====== Source document

Manager Skill—Active vs. Passive

Renowned financial economist Kenneth French shares his views on the difficulty of picking the next winning manager. Mark Hebner and Tom Cock discuss a chart titled, “Evidence of a Lack of Stock Picking Skill among Managers,” which analyzes the returns of 614 mutual funds. The results show that only one fund (0.16% of the funds) had a statistically significant positive alpha (which would determine skill over luck), but when the time period of the study was extended an additional two years, the statistical significance disappeared. Once again, the performance was due to luck, not skill.

“What Wall Street does is package luck and sell it as skill. The real data shows that passive management, actually in the last 20 years has achieved a greater return than active management.”

-- Dan Solin, retirement professional, best-selling author, Senior Vice President of Index Funds Advisors, Inc.


Long-term history and academic data strongly support a purely passive investment strategy.

============
====== Data extract

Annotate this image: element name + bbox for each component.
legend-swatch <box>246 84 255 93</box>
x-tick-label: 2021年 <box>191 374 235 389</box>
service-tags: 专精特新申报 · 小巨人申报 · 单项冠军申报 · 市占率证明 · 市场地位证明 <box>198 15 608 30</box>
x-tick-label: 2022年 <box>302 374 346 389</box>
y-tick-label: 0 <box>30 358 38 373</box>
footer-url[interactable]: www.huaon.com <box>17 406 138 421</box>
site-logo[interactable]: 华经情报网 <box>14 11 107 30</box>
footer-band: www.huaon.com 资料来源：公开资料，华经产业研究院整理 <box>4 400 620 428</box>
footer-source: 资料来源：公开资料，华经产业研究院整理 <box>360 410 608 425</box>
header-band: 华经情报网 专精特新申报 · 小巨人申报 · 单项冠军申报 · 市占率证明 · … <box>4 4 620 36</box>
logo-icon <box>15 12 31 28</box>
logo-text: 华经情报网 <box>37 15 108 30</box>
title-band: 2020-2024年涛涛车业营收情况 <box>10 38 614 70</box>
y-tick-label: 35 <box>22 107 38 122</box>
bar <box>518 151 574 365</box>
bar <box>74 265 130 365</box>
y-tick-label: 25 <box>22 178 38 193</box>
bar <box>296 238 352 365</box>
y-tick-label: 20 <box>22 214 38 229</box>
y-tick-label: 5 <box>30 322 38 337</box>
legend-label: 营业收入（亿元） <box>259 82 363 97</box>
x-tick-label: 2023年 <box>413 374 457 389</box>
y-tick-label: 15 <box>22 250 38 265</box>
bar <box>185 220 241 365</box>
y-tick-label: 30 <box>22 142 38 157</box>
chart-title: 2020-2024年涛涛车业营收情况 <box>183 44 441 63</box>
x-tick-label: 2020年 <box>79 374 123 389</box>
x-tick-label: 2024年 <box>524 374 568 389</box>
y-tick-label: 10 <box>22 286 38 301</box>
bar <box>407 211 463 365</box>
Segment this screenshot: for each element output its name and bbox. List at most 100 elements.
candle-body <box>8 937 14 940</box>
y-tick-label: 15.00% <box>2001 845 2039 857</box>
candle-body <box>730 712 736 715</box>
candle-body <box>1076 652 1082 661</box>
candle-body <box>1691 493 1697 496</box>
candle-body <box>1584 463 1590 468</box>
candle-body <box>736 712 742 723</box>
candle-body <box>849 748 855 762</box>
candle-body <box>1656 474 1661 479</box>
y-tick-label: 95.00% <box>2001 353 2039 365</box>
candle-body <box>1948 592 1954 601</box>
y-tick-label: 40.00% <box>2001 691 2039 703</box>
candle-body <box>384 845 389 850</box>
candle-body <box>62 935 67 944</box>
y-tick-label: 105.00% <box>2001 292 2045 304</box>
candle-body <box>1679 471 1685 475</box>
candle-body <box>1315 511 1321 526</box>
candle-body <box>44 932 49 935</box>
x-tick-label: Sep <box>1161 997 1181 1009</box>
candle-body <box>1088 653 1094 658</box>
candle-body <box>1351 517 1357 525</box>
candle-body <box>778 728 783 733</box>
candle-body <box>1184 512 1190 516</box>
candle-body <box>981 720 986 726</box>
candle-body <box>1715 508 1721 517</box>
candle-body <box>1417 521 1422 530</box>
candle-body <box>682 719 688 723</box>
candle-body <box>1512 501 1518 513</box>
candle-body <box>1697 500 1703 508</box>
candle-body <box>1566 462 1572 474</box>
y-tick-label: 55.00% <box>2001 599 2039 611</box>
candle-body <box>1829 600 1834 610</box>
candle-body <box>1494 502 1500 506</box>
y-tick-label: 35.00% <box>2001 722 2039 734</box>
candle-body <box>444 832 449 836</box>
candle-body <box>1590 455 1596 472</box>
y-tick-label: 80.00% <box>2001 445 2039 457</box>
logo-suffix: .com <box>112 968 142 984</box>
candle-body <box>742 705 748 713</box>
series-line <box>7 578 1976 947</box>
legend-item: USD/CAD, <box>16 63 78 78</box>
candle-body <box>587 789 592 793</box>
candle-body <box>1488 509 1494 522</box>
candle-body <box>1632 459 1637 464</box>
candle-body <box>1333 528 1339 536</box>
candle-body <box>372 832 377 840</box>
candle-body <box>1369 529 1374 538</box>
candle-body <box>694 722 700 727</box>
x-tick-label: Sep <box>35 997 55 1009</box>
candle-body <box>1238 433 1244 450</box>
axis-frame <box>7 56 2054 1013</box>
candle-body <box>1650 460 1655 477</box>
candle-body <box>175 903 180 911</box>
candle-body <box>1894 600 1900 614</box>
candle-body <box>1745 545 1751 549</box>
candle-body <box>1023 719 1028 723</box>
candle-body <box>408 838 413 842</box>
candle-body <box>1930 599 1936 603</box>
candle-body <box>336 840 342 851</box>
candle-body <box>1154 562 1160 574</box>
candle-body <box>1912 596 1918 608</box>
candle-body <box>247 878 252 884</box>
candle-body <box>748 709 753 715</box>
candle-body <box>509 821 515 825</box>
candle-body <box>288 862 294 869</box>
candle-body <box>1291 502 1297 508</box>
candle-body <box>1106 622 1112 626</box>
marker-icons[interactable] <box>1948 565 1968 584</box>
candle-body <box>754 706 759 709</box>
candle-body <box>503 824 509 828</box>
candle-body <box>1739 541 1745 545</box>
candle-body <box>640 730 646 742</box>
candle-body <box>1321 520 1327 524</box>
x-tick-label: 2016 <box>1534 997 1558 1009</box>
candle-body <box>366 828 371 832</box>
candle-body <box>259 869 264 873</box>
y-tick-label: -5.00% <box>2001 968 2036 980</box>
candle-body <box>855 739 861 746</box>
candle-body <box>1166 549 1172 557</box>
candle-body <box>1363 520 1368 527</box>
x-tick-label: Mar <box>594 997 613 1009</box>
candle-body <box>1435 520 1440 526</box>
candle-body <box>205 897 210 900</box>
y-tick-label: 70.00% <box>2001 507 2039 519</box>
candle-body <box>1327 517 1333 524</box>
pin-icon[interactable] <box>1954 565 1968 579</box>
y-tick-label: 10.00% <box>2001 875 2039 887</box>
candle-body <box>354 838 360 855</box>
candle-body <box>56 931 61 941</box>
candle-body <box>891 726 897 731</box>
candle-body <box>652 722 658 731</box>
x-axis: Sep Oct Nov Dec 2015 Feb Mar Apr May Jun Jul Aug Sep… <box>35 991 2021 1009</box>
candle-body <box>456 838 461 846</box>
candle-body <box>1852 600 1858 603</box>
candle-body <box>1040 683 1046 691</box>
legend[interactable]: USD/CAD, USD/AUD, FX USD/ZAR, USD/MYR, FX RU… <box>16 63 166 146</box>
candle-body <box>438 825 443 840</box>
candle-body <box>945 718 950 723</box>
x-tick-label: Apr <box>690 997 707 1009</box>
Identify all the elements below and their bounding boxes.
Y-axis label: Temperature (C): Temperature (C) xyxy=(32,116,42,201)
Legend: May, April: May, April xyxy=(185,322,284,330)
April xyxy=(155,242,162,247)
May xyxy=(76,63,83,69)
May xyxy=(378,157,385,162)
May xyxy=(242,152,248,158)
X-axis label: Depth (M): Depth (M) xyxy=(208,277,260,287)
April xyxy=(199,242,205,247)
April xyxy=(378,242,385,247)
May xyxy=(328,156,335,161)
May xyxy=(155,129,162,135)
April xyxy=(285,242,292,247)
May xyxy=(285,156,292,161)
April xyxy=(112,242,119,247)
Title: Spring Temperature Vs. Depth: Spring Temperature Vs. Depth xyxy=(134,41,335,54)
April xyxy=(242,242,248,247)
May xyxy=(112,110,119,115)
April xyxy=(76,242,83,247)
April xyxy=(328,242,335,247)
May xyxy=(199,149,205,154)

============

[Exercise requirements]:
1. Sum up the text on manager skill in two sentences.
2. According to the text on manager skill, why was the one fund's strong performance put down to luck rather than skill? Answer in one or two sentences.

[Responses to the tasks]:
1. Mark Hebner and Tom Cock discuss a chart of 614 mutual funds in which only one fund had a statistically significant positive alpha, and that significance disappeared when the study period was extended by two years, so the performance came from luck, not skill. Dan Solin is quoted saying that passive management has earned a greater return than active management over the last 20 years, and the text says long-term history and academic data strongly support a purely passive strategy.

2. A statistically significant positive alpha is what would show skill over luck. When the study was extended by two more years, the fund's statistical significance disappeared.